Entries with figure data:
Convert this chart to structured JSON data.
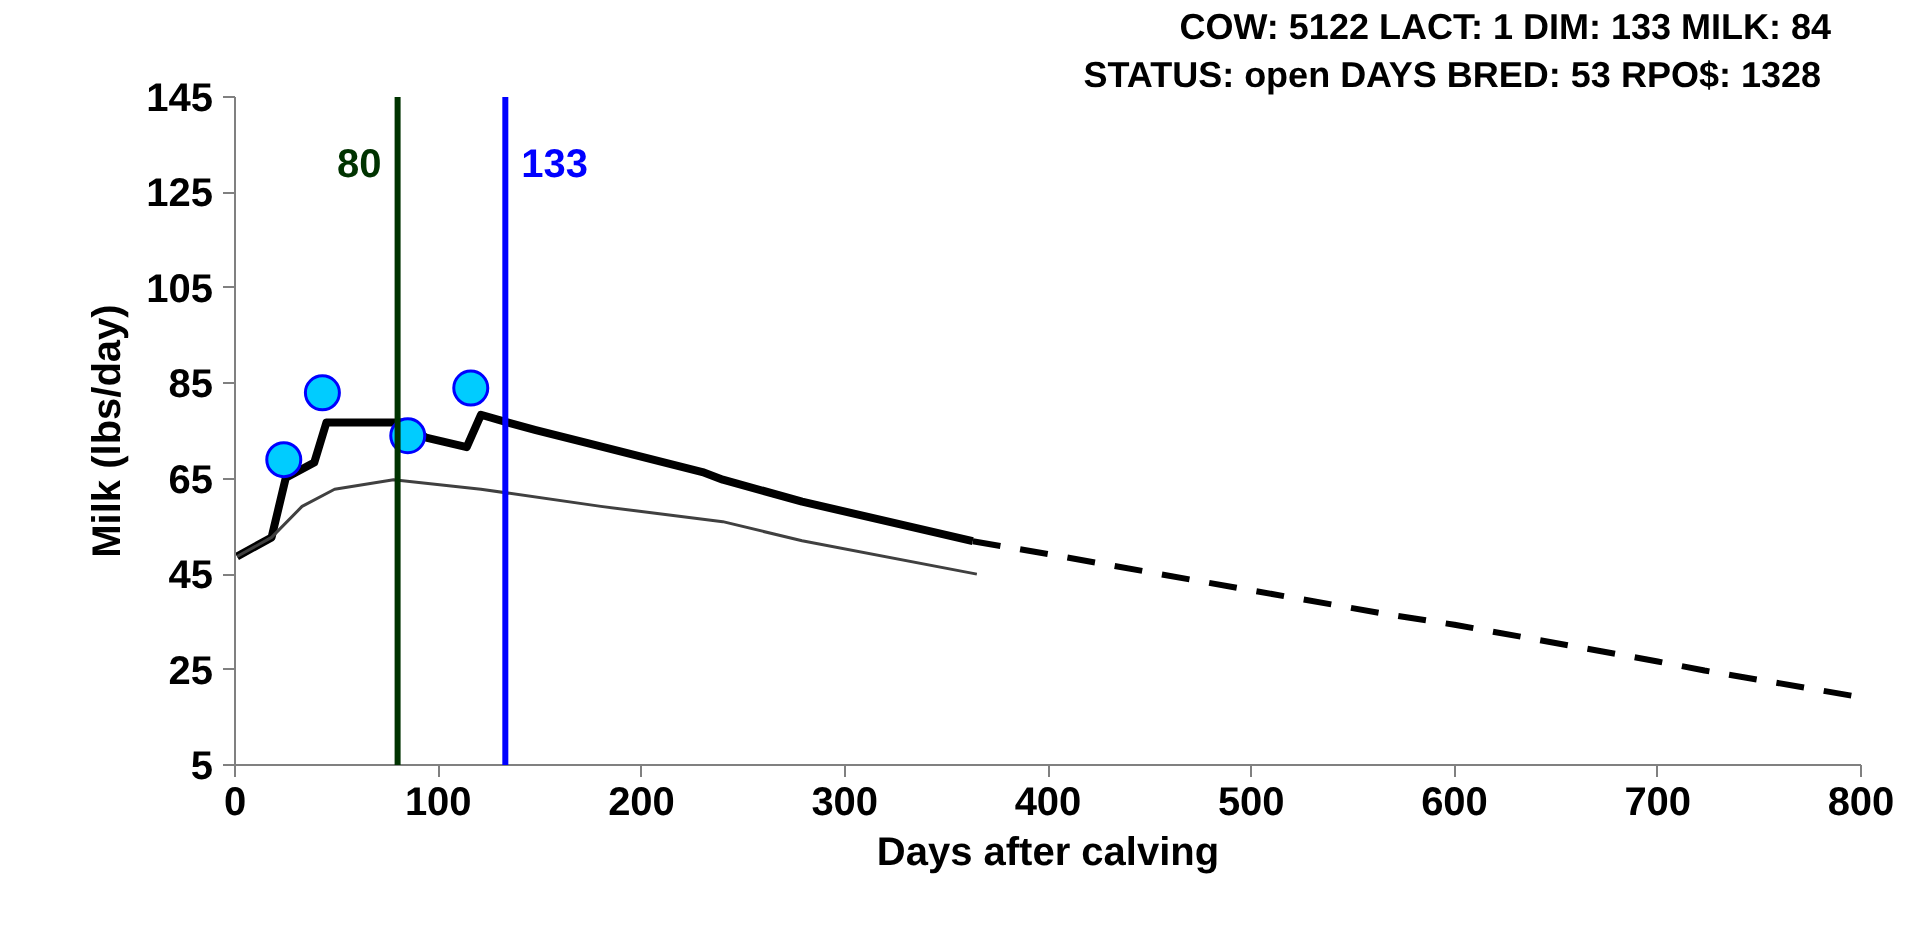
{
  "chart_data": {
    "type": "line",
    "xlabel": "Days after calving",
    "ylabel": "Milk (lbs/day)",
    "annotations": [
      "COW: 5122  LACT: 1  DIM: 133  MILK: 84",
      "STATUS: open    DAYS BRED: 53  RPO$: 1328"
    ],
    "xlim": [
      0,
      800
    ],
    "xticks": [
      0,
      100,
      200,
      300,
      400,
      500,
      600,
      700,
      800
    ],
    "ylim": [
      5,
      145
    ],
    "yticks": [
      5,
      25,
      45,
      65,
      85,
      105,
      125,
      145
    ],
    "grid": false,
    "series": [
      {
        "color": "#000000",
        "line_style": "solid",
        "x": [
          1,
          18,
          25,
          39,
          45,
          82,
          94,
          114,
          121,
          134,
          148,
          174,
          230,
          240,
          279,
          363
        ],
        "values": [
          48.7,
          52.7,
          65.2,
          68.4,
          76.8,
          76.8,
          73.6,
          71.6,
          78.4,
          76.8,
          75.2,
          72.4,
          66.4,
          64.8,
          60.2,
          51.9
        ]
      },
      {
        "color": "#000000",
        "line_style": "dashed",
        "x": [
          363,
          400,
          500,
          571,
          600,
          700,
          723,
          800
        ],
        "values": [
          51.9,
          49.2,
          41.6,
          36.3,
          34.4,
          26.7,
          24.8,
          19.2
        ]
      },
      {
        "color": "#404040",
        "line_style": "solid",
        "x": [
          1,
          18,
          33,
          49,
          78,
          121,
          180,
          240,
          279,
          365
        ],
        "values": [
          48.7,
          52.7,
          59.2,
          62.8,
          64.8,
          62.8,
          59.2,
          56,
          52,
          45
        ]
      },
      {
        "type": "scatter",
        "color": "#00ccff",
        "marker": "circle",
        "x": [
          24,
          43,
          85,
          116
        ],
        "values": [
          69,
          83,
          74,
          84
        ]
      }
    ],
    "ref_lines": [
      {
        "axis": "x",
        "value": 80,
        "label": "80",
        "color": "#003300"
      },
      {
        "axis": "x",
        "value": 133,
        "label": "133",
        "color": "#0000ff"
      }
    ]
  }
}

Your objective
Give the entries again without a single change, but with no pictures.

Solution for this problem
Convert this chart to structured JSON data.
{
  "chart_data": {
    "type": "line",
    "xlabel": "Days after calving",
    "ylabel": "Milk (lbs/day)",
    "annotations": [
      "COW: 5122  LACT: 1  DIM: 133  MILK: 84",
      "STATUS: open    DAYS BRED: 53  RPO$: 1328"
    ],
    "xlim": [
      0,
      800
    ],
    "xticks": [
      0,
      100,
      200,
      300,
      400,
      500,
      600,
      700,
      800
    ],
    "ylim": [
      5,
      145
    ],
    "yticks": [
      5,
      25,
      45,
      65,
      85,
      105,
      125,
      145
    ],
    "grid": false,
    "series": [
      {
        "color": "#000000",
        "line_style": "solid",
        "x": [
          1,
          18,
          25,
          39,
          45,
          82,
          94,
          114,
          121,
          134,
          148,
          174,
          230,
          240,
          279,
          363
        ],
        "values": [
          48.7,
          52.7,
          65.2,
          68.4,
          76.8,
          76.8,
          73.6,
          71.6,
          78.4,
          76.8,
          75.2,
          72.4,
          66.4,
          64.8,
          60.2,
          51.9
        ]
      },
      {
        "color": "#000000",
        "line_style": "dashed",
        "x": [
          363,
          400,
          500,
          571,
          600,
          700,
          723,
          800
        ],
        "values": [
          51.9,
          49.2,
          41.6,
          36.3,
          34.4,
          26.7,
          24.8,
          19.2
        ]
      },
      {
        "color": "#404040",
        "line_style": "solid",
        "x": [
          1,
          18,
          33,
          49,
          78,
          121,
          180,
          240,
          279,
          365
        ],
        "values": [
          48.7,
          52.7,
          59.2,
          62.8,
          64.8,
          62.8,
          59.2,
          56,
          52,
          45
        ]
      },
      {
        "type": "scatter",
        "color": "#00ccff",
        "marker": "circle",
        "x": [
          24,
          43,
          85,
          116
        ],
        "values": [
          69,
          83,
          74,
          84
        ]
      }
    ],
    "ref_lines": [
      {
        "axis": "x",
        "value": 80,
        "label": "80",
        "color": "#003300"
      },
      {
        "axis": "x",
        "value": 133,
        "label": "133",
        "color": "#0000ff"
      }
    ]
  }
}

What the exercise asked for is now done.